WHAT THE TASK REQUIRES:
Check each line of the material. Copy those containing "JSON".

* start MATERIAL FOR THIS EXERCISE *

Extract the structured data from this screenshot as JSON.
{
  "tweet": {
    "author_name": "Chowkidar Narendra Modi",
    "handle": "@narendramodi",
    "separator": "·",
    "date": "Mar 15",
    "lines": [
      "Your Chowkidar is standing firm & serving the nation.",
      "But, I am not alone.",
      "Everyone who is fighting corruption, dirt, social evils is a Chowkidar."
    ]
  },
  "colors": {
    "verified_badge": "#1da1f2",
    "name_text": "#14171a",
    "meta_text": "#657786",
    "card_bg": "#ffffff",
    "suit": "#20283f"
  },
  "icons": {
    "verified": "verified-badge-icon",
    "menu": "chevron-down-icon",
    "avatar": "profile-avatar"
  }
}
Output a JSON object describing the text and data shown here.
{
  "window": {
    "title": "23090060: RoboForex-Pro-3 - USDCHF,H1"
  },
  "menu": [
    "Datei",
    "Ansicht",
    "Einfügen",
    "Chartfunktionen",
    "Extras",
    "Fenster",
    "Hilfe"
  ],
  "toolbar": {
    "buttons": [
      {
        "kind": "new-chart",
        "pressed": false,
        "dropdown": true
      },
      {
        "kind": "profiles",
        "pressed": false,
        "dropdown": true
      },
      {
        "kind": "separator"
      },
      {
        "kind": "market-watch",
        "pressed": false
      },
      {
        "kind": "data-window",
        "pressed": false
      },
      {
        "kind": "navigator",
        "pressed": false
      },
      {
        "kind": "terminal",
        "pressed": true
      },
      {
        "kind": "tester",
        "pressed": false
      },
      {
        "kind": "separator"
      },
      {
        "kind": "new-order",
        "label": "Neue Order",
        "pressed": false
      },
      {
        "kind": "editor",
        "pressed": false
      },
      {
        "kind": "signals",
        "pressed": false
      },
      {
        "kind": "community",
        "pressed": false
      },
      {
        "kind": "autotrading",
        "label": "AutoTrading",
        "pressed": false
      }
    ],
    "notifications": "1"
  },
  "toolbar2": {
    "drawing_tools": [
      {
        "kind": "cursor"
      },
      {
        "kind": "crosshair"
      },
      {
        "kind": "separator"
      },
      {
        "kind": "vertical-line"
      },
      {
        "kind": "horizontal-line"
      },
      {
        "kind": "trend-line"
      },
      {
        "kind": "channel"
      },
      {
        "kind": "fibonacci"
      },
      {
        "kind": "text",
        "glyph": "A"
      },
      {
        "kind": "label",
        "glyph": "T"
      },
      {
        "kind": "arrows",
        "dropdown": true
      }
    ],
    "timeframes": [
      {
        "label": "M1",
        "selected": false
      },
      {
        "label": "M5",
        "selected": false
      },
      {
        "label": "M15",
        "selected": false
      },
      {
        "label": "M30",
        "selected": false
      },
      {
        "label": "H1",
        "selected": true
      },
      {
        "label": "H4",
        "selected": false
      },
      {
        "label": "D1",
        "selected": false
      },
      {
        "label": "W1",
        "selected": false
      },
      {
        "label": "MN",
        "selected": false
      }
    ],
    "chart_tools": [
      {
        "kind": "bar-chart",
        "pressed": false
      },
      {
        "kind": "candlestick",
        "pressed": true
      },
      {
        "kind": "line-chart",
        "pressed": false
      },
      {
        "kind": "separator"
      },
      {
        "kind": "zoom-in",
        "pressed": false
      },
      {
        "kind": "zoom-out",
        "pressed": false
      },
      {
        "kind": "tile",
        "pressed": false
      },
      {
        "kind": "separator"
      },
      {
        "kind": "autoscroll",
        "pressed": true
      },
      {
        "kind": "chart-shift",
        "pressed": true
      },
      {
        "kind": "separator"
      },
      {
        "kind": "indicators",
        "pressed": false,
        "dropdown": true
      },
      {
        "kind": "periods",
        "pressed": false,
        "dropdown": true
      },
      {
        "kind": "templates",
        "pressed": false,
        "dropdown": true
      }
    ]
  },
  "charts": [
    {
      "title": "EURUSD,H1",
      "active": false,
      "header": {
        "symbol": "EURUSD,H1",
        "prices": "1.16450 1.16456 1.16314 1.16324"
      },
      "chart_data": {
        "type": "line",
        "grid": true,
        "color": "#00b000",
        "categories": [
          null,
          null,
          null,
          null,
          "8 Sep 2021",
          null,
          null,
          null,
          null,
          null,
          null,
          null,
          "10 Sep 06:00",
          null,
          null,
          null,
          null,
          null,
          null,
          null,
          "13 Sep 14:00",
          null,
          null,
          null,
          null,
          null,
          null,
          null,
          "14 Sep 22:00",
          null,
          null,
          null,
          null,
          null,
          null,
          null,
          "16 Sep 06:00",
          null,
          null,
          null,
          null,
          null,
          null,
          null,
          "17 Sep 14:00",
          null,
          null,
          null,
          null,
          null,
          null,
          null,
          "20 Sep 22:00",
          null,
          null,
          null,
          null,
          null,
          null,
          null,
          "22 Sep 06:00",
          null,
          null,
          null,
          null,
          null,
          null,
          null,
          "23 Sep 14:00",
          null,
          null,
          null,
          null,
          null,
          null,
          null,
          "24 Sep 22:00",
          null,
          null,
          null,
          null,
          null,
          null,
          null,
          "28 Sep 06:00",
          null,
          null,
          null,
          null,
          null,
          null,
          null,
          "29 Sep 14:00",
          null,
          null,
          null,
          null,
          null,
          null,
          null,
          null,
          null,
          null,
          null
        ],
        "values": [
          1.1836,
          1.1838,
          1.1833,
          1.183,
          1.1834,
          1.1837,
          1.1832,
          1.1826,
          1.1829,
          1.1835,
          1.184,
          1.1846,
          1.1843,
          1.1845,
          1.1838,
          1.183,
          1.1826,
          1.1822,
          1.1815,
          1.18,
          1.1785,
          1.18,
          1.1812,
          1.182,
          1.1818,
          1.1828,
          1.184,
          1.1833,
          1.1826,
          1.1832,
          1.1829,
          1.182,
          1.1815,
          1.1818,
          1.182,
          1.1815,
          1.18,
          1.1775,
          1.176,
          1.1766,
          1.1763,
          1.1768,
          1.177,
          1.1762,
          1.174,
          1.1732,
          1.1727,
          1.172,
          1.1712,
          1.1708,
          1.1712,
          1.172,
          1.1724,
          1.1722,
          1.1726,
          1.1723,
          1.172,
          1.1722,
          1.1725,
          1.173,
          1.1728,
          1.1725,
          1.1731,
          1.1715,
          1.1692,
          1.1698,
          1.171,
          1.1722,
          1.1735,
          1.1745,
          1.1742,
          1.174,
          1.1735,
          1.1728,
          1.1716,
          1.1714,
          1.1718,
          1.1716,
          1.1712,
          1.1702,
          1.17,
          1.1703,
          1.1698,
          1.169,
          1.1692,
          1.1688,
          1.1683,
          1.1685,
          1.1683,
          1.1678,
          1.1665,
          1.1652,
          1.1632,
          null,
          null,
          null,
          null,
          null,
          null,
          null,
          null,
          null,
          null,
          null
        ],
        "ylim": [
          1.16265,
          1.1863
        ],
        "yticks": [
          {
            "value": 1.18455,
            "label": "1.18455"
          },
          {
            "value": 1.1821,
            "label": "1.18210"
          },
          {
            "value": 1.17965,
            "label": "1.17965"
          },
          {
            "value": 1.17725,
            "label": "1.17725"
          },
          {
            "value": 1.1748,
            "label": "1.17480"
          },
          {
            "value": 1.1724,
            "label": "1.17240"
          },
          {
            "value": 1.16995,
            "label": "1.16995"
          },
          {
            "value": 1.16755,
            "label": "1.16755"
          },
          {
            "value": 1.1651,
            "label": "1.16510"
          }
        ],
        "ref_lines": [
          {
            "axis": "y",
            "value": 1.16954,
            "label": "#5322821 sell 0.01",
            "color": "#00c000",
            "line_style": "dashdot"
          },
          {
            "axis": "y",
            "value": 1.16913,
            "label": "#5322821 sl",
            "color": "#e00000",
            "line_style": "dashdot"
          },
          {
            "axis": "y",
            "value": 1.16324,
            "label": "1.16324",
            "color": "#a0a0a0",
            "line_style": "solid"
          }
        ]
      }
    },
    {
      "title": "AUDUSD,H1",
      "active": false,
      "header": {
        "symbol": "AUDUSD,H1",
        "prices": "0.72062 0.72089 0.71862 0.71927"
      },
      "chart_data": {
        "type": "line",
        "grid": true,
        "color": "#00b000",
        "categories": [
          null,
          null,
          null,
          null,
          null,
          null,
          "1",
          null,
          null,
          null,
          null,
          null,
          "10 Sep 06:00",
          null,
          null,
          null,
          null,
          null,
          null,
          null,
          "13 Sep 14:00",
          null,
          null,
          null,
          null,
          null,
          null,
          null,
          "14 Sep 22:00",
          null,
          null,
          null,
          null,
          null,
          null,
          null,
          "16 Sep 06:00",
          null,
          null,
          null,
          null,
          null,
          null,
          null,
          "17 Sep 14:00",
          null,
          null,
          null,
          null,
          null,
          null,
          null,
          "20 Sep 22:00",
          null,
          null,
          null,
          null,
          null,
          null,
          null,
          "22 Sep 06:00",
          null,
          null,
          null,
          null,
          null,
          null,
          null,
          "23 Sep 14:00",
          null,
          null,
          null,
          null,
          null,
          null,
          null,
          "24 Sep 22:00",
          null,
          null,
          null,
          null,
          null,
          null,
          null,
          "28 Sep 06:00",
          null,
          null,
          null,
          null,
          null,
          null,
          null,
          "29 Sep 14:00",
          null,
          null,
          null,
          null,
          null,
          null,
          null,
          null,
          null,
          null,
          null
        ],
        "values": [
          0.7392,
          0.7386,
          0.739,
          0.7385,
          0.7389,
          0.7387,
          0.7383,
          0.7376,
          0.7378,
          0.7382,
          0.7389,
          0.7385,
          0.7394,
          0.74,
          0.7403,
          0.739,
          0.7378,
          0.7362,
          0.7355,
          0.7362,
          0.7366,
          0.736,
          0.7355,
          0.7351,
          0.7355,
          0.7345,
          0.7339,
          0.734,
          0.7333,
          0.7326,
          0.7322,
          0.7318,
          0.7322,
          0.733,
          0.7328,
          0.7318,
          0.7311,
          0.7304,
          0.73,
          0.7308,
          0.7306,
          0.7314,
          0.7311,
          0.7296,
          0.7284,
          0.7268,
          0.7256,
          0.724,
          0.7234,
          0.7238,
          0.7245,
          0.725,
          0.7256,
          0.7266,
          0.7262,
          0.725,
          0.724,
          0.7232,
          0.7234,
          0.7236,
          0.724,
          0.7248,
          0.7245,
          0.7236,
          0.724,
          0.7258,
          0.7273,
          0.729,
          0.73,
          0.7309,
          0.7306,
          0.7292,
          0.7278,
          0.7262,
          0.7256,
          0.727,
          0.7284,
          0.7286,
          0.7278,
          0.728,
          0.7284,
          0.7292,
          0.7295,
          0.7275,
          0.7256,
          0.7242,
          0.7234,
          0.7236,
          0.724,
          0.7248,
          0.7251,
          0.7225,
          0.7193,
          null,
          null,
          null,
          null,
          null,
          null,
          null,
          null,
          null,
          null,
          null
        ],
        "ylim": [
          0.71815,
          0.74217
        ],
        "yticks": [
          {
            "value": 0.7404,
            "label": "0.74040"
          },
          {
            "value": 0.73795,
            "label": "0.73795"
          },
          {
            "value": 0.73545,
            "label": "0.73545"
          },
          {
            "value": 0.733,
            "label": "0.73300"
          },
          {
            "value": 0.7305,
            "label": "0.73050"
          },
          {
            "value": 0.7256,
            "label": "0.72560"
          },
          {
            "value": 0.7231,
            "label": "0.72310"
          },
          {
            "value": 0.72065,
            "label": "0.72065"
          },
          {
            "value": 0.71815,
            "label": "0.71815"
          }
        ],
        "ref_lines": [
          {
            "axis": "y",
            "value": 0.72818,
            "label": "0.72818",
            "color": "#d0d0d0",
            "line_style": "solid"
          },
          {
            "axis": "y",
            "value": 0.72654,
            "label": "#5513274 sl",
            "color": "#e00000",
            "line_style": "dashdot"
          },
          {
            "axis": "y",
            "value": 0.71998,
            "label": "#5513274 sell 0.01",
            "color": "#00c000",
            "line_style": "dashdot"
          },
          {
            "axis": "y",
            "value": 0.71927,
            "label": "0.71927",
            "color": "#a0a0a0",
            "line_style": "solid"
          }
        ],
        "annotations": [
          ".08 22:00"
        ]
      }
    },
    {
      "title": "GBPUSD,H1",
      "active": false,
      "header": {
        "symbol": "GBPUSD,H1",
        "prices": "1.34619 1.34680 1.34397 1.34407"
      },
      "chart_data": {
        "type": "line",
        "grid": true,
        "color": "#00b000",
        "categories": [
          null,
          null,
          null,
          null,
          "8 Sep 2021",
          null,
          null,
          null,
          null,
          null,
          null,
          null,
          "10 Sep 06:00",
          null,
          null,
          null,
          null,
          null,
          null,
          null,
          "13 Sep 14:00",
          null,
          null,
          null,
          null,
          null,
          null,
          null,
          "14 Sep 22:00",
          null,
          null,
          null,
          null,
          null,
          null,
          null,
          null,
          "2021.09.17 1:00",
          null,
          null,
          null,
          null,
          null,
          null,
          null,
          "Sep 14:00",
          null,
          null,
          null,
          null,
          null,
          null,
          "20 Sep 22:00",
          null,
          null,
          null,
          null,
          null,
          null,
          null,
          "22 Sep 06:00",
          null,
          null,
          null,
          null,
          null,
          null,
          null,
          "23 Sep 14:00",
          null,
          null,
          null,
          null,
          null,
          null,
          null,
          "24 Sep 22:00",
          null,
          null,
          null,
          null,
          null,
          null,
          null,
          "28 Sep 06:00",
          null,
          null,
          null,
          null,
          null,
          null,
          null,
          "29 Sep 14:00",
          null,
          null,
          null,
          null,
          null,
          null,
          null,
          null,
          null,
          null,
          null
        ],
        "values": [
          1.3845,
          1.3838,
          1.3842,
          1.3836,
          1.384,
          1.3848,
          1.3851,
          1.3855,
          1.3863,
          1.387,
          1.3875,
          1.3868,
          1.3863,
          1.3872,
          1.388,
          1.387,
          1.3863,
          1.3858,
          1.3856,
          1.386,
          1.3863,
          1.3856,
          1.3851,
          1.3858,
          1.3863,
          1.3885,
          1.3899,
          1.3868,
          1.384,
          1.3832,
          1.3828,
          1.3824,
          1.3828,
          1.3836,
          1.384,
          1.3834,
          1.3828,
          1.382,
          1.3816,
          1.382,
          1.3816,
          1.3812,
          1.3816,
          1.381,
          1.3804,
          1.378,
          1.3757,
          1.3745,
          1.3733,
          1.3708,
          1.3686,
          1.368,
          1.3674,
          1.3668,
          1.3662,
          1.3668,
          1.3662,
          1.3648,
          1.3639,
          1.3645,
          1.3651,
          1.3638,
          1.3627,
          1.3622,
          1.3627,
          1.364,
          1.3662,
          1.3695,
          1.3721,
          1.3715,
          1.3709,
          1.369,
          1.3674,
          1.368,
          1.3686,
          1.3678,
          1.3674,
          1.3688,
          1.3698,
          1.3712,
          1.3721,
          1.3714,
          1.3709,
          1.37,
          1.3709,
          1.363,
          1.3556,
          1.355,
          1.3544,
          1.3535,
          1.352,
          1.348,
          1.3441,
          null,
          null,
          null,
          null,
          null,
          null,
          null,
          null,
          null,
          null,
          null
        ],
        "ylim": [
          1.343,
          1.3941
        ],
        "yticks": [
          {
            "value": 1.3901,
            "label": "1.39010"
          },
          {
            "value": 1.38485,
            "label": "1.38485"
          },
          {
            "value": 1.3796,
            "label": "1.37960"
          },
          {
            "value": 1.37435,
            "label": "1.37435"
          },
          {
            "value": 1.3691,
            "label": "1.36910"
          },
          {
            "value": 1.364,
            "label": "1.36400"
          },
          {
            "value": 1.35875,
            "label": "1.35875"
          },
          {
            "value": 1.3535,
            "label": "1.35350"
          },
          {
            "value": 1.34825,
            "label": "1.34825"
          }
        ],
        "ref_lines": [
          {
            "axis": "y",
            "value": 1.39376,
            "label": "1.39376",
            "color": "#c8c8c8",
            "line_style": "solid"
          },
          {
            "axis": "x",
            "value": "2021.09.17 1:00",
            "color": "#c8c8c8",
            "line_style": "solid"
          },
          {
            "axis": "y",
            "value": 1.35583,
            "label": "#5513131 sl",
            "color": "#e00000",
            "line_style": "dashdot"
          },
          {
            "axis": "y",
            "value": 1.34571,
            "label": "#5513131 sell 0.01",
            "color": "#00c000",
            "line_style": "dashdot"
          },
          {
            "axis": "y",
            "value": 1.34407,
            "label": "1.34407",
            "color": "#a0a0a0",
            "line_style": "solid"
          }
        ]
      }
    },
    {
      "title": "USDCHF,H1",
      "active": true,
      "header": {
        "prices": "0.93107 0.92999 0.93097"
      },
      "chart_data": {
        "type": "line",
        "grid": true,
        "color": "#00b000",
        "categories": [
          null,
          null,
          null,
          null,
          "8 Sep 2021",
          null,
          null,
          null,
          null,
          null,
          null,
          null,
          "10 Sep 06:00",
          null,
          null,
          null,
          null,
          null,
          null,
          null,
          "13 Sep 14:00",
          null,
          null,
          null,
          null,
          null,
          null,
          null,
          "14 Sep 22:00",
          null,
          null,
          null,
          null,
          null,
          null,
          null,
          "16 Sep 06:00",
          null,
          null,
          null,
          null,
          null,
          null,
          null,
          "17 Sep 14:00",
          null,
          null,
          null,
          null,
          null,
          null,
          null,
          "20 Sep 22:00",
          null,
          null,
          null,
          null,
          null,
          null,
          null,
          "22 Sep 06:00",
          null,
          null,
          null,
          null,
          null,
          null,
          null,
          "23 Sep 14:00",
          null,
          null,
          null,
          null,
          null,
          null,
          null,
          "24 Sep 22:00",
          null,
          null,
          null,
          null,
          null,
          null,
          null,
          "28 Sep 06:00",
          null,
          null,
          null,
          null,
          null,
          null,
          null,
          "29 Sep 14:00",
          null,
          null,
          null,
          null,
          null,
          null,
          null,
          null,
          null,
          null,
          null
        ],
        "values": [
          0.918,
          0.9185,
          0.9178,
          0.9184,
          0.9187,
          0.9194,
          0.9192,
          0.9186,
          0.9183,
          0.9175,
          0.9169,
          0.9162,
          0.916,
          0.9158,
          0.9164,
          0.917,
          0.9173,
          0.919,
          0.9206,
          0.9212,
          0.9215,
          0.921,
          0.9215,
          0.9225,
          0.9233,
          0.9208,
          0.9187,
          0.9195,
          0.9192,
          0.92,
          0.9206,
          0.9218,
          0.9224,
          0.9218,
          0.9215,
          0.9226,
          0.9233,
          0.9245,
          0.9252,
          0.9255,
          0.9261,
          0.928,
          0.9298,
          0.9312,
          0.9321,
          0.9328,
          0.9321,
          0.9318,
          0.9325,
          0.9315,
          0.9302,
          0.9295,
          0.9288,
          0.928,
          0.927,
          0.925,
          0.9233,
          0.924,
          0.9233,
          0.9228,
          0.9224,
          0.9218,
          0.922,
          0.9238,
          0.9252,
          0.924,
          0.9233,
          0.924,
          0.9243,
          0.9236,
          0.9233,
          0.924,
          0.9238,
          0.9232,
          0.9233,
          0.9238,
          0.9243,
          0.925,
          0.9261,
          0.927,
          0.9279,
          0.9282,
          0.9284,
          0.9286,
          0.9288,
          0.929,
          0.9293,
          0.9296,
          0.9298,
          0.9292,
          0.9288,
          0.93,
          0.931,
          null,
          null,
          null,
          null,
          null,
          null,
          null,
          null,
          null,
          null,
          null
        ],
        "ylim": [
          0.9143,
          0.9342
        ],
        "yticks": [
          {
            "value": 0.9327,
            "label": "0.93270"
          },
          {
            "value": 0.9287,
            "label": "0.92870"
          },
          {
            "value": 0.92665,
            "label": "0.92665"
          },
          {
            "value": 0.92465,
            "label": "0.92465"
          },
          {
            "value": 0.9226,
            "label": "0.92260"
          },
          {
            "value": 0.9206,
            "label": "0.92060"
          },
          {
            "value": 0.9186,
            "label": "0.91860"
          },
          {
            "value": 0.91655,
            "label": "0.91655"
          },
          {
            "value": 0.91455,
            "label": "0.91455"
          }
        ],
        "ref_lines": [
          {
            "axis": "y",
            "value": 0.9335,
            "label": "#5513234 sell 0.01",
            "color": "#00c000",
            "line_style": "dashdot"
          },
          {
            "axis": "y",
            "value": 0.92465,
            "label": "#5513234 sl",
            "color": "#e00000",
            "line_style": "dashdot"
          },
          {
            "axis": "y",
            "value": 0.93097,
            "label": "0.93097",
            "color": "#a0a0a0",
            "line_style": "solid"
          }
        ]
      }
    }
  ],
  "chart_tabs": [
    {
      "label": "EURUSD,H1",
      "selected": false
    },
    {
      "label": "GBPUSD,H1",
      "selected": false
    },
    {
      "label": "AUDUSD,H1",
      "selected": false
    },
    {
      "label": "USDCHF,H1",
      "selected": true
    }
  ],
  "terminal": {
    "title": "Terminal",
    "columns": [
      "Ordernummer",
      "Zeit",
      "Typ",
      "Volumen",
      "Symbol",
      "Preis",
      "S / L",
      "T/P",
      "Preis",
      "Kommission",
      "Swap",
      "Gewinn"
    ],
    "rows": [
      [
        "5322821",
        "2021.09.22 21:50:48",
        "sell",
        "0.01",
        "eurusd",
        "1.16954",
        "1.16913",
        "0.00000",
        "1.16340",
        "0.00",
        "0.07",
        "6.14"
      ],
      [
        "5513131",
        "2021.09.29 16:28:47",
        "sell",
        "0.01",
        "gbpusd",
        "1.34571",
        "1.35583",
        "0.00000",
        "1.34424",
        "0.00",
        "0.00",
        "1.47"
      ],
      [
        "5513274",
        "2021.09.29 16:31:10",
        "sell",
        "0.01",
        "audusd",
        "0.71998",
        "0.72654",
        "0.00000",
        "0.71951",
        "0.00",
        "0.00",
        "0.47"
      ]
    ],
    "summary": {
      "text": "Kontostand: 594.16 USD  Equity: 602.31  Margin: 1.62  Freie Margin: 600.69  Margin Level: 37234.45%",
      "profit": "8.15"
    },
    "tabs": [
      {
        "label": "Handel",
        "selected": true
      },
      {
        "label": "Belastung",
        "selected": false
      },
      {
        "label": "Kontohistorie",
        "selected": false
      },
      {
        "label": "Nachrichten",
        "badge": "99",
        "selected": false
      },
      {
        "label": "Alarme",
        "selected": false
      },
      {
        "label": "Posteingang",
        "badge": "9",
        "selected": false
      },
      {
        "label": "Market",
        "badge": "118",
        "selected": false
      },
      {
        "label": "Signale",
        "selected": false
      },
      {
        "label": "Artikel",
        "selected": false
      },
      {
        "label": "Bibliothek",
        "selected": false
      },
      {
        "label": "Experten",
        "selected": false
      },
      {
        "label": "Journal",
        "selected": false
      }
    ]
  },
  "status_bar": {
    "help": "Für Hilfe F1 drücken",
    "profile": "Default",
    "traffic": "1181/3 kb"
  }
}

* end MATERIAL FOR THIS EXERCISE *

TASK ANSWER:
Extract the structured data from this screenshot as JSON.
Output a JSON object describing the text and data shown here.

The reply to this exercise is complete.